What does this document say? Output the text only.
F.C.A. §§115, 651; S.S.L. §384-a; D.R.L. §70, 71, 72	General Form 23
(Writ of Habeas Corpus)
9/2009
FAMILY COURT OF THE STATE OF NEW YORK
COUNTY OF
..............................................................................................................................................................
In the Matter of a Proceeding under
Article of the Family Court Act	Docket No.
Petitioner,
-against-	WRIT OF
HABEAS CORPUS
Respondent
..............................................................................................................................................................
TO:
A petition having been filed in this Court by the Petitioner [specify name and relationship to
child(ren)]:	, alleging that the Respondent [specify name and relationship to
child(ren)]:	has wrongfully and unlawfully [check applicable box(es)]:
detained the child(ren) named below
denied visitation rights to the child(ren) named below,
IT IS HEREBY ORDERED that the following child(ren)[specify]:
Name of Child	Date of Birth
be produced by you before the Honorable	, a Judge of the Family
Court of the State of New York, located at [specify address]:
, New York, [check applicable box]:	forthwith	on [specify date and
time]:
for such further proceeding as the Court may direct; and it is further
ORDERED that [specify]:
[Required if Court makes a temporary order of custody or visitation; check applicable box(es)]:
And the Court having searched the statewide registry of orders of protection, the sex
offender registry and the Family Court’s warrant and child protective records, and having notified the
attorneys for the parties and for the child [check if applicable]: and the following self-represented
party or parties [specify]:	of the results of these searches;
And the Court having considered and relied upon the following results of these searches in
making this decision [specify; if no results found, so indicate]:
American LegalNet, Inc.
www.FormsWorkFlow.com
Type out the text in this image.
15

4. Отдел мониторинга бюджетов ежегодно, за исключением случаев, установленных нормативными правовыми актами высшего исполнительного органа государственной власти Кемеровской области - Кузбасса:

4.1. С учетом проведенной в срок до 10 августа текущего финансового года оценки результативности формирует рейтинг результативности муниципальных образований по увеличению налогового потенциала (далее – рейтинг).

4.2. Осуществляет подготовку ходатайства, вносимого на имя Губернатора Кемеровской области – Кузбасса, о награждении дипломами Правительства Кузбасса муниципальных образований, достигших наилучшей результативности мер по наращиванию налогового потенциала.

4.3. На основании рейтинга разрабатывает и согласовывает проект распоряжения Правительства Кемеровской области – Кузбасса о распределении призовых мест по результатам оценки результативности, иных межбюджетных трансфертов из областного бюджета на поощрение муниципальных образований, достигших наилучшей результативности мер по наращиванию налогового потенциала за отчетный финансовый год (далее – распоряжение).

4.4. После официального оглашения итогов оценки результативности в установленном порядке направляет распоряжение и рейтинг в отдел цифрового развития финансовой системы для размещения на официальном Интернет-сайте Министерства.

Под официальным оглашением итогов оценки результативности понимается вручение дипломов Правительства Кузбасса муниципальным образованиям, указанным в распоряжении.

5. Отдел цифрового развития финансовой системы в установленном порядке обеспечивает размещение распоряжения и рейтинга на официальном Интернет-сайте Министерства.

========

**Task prompt:**
Extract every line above exactly as it stands.

**Expected answer:**
What does this document say? Output the text only.
F.C.A. §§115, 651; S.S.L. §384-a; D.R.L. §70, 71, 72	General Form 23
(Writ of Habeas Corpus)
9/2009
FAMILY COURT OF THE STATE OF NEW YORK
COUNTY OF
..............................................................................................................................................................
In the Matter of a Proceeding under
Article of the Family Court Act	Docket No.
Petitioner,
-against-	WRIT OF
HABEAS CORPUS
Respondent
..............................................................................................................................................................
TO:
A petition having been filed in this Court by the Petitioner [specify name and relationship to
child(ren)]:	, alleging that the Respondent [specify name and relationship to
child(ren)]:	has wrongfully and unlawfully [check applicable box(es)]:
detained the child(ren) named below
denied visitation rights to the child(ren) named below,
IT IS HEREBY ORDERED that the following child(ren)[specify]:
Name of Child	Date of Birth
be produced by you before the Honorable	, a Judge of the Family
Court of the State of New York, located at [specify address]:
, New York, [check applicable box]:	forthwith	on [specify date and
time]:
for such further proceeding as the Court may direct; and it is further
ORDERED that [specify]:
[Required if Court makes a temporary order of custody or visitation; check applicable box(es)]:
And the Court having searched the statewide registry of orders of protection, the sex
offender registry and the Family Court’s warrant and child protective records, and having notified the
attorneys for the parties and for the child [check if applicable]: and the following self-represented
party or parties [specify]:	of the results of these searches;
And the Court having considered and relied upon the following results of these searches in
making this decision [specify; if no results found, so indicate]:
American LegalNet, Inc.
www.FormsWorkFlow.com
Type out the text in this image.
15

4. Отдел мониторинга бюджетов ежегодно, за исключением случаев, установленных нормативными правовыми актами высшего исполнительного органа государственной власти Кемеровской области - Кузбасса:

4.1. С учетом проведенной в срок до 10 августа текущего финансового года оценки результативности формирует рейтинг результативности муниципальных образований по увеличению налогового потенциала (далее – рейтинг).

4.2. Осуществляет подготовку ходатайства, вносимого на имя Губернатора Кемеровской области – Кузбасса, о награждении дипломами Правительства Кузбасса муниципальных образований, достигших наилучшей результативности мер по наращиванию налогового потенциала.

4.3. На основании рейтинга разрабатывает и согласовывает проект распоряжения Правительства Кемеровской области – Кузбасса о распределении призовых мест по результатам оценки результативности, иных межбюджетных трансфертов из областного бюджета на поощрение муниципальных образований, достигших наилучшей результативности мер по наращиванию налогового потенциала за отчетный финансовый год (далее – распоряжение).

4.4. После официального оглашения итогов оценки результативности в установленном порядке направляет распоряжение и рейтинг в отдел цифрового развития финансовой системы для размещения на официальном Интернет-сайте Министерства.

Под официальным оглашением итогов оценки результативности понимается вручение дипломов Правительства Кузбасса муниципальным образованиям, указанным в распоряжении.

5. Отдел цифрового развития финансовой системы в установленном порядке обеспечивает размещение распоряжения и рейтинга на официальном Интернет-сайте Министерства.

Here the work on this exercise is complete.